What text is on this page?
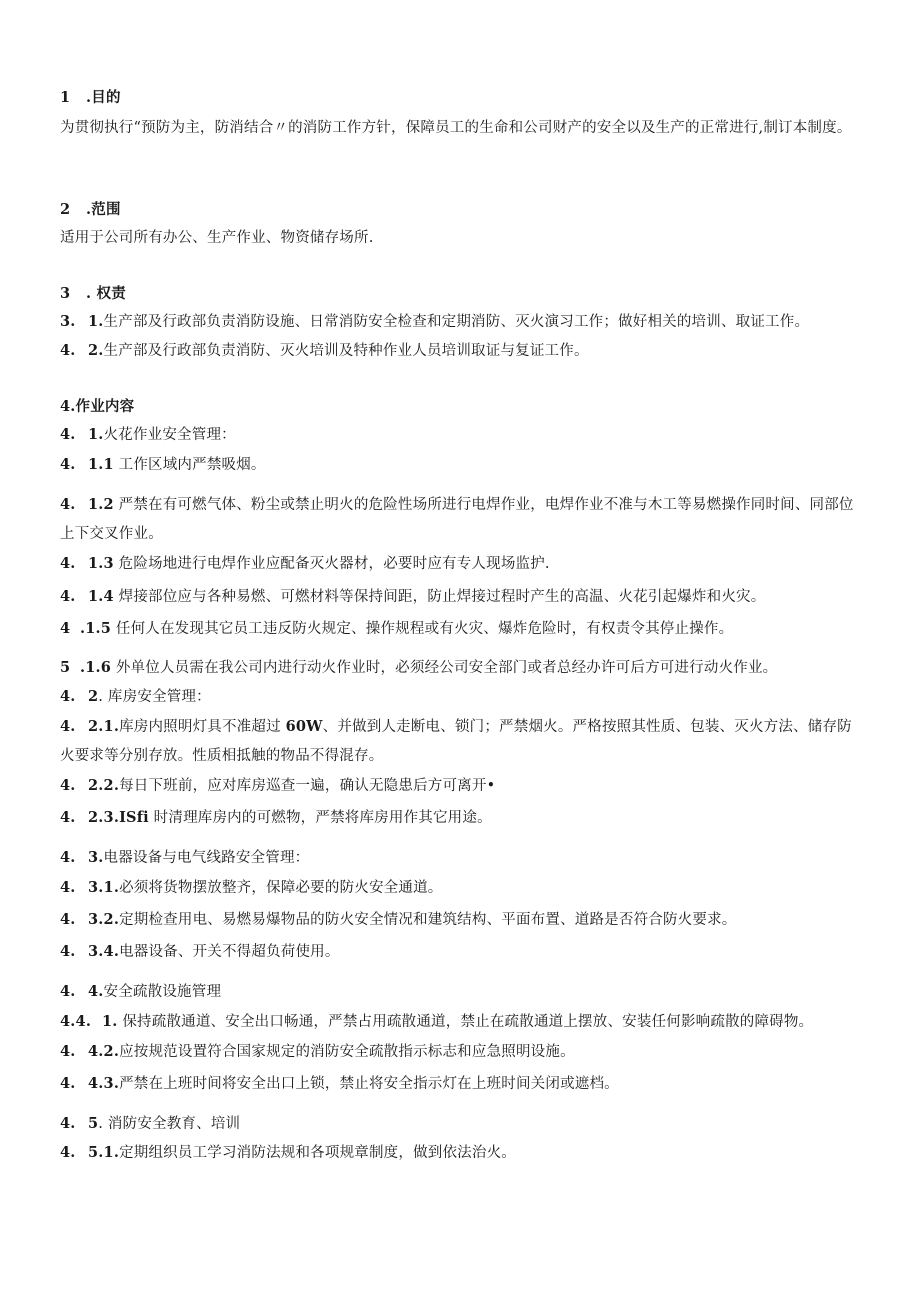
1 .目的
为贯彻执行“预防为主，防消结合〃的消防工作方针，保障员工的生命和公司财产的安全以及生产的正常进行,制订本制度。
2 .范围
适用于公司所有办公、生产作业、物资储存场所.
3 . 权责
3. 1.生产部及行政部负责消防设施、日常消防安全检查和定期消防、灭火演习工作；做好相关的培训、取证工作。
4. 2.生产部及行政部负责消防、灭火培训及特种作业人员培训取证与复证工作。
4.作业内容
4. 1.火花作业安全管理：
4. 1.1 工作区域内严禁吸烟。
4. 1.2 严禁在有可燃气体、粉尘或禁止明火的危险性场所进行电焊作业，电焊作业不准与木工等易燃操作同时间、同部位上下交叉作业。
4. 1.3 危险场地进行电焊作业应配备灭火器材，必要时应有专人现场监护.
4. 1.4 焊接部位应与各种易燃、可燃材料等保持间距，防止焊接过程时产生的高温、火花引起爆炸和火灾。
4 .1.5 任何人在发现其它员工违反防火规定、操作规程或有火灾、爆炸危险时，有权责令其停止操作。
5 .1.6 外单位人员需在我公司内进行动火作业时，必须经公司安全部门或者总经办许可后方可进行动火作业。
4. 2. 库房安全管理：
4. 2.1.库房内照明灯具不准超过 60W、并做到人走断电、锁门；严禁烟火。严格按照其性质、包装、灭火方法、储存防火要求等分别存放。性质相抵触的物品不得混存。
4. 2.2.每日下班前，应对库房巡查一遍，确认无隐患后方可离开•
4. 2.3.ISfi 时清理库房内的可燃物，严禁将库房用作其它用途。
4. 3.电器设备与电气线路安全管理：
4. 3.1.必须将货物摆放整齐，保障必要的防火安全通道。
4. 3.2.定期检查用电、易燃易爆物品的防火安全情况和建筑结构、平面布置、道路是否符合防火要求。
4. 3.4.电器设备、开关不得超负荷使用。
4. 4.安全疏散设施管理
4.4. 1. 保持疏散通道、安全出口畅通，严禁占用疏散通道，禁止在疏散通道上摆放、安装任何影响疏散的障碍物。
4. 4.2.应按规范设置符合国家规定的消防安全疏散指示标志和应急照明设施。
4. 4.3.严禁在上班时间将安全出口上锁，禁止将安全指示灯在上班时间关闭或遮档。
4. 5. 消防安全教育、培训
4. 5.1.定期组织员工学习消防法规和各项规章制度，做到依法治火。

- _What to work on_
Pictures in the records above are not copied; print everything else exactly.

- _Final answer_
What text is on this page?
1 .目的
为贯彻执行“预防为主，防消结合〃的消防工作方针，保障员工的生命和公司财产的安全以及生产的正常进行,制订本制度。
2 .范围
适用于公司所有办公、生产作业、物资储存场所.
3 . 权责
3. 1.生产部及行政部负责消防设施、日常消防安全检查和定期消防、灭火演习工作；做好相关的培训、取证工作。
4. 2.生产部及行政部负责消防、灭火培训及特种作业人员培训取证与复证工作。
4.作业内容
4. 1.火花作业安全管理：
4. 1.1 工作区域内严禁吸烟。
4. 1.2 严禁在有可燃气体、粉尘或禁止明火的危险性场所进行电焊作业，电焊作业不准与木工等易燃操作同时间、同部位上下交叉作业。
4. 1.3 危险场地进行电焊作业应配备灭火器材，必要时应有专人现场监护.
4. 1.4 焊接部位应与各种易燃、可燃材料等保持间距，防止焊接过程时产生的高温、火花引起爆炸和火灾。
4 .1.5 任何人在发现其它员工违反防火规定、操作规程或有火灾、爆炸危险时，有权责令其停止操作。
5 .1.6 外单位人员需在我公司内进行动火作业时，必须经公司安全部门或者总经办许可后方可进行动火作业。
4. 2. 库房安全管理：
4. 2.1.库房内照明灯具不准超过 60W、并做到人走断电、锁门；严禁烟火。严格按照其性质、包装、灭火方法、储存防火要求等分别存放。性质相抵触的物品不得混存。
4. 2.2.每日下班前，应对库房巡查一遍，确认无隐患后方可离开•
4. 2.3.ISfi 时清理库房内的可燃物，严禁将库房用作其它用途。
4. 3.电器设备与电气线路安全管理：
4. 3.1.必须将货物摆放整齐，保障必要的防火安全通道。
4. 3.2.定期检查用电、易燃易爆物品的防火安全情况和建筑结构、平面布置、道路是否符合防火要求。
4. 3.4.电器设备、开关不得超负荷使用。
4. 4.安全疏散设施管理
4.4. 1. 保持疏散通道、安全出口畅通，严禁占用疏散通道，禁止在疏散通道上摆放、安装任何影响疏散的障碍物。
4. 4.2.应按规范设置符合国家规定的消防安全疏散指示标志和应急照明设施。
4. 4.3.严禁在上班时间将安全出口上锁，禁止将安全指示灯在上班时间关闭或遮档。
4. 5. 消防安全教育、培训
4. 5.1.定期组织员工学习消防法规和各项规章制度，做到依法治火。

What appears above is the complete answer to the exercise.